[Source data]
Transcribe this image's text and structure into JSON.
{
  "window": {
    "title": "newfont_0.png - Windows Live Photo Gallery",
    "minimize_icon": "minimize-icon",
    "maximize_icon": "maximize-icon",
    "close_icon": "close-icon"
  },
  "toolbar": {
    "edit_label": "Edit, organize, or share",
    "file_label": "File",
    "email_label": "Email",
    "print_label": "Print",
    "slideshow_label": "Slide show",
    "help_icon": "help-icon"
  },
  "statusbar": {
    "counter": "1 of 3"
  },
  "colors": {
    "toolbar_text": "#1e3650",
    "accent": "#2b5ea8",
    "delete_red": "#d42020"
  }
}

...

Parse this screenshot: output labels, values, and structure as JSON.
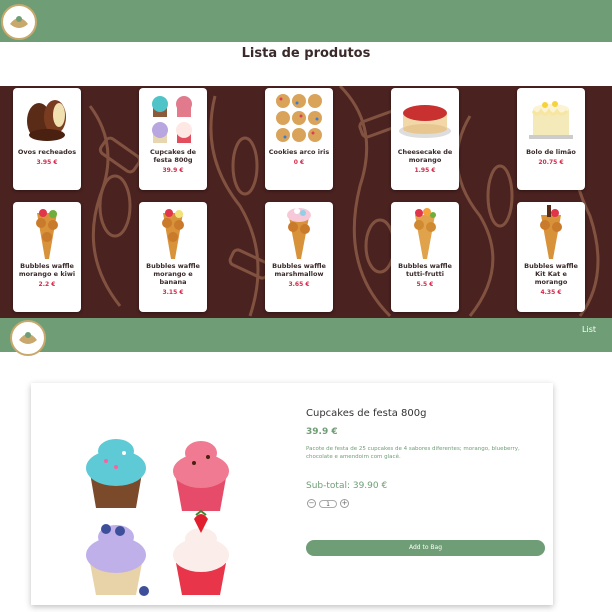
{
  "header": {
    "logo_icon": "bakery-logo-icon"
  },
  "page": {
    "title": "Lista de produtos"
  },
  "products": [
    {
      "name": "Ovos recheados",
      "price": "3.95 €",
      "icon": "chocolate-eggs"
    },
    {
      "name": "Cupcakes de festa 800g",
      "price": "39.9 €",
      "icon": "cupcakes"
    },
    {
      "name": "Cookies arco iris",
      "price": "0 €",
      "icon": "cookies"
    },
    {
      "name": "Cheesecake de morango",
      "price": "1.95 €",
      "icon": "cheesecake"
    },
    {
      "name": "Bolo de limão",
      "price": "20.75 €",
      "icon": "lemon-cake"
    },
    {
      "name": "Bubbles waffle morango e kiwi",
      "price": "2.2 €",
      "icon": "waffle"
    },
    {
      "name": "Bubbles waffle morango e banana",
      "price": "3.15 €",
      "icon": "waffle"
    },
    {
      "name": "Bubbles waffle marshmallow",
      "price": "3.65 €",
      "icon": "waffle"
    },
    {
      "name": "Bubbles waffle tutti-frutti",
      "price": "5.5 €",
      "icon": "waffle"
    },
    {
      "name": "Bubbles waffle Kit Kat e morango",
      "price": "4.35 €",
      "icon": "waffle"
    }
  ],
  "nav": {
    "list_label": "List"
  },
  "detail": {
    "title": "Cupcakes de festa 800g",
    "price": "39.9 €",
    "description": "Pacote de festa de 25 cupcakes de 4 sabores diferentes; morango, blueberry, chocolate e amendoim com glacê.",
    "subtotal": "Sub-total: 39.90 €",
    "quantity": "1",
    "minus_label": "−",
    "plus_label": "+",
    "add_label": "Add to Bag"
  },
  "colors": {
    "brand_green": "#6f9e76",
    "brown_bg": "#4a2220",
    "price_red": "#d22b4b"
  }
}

**DIRECTION**
Extract each line from the entries above that contains the string "structure".

**RESPONSE TO THIS TASK**
Transcribe this image's text and structure into JSON.
Parse this screenshot: output labels, values, and structure as JSON.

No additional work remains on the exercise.